[Given data]:
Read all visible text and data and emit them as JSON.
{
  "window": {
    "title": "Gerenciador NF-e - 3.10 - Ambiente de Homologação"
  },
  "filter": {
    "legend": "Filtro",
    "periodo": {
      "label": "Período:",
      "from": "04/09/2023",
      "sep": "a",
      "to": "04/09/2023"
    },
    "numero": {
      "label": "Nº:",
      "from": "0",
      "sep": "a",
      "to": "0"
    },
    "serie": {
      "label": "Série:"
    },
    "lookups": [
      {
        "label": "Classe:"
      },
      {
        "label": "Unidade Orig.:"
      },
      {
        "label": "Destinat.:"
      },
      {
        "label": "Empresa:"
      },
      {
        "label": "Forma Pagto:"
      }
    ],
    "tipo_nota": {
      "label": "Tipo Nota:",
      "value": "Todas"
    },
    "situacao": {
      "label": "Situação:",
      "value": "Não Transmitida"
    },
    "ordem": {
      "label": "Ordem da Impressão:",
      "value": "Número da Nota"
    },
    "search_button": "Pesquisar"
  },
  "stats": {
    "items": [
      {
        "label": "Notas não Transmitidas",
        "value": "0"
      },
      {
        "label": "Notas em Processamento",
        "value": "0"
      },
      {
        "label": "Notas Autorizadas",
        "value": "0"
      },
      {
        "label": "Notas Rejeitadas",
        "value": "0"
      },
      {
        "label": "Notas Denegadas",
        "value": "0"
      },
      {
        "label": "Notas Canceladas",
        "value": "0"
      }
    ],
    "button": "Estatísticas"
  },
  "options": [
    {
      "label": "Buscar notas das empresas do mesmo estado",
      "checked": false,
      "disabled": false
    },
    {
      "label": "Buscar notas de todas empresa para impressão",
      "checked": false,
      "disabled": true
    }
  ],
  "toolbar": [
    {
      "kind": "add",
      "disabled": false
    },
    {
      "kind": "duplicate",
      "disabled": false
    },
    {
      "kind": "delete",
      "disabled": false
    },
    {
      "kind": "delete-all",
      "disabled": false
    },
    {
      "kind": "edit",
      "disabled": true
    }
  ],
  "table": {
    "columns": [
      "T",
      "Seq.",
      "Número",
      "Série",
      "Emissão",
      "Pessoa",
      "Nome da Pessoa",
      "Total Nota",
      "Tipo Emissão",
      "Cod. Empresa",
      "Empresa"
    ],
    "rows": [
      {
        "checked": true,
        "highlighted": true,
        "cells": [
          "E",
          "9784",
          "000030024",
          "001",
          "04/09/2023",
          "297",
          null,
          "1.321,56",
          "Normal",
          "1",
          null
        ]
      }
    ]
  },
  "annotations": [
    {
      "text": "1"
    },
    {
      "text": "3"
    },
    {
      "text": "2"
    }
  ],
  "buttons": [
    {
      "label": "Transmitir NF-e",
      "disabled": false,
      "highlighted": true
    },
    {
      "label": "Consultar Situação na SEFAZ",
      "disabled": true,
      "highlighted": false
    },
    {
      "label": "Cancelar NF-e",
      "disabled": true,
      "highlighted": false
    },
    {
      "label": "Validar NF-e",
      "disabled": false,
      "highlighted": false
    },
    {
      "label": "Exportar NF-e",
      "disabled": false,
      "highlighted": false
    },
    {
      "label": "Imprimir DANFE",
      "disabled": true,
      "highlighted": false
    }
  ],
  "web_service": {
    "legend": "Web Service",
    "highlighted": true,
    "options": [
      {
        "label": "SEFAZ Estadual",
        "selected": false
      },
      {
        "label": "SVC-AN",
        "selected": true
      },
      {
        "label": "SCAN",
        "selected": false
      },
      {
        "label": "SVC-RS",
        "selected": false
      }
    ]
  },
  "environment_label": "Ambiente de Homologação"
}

[Task details]: Extract from the material all lines containing the string "Homologação".

[Final answer]:
    "title": "Gerenciador NF-e - 3.10 - Ambiente de Homologação"
  "environment_label": "Ambiente de Homologação"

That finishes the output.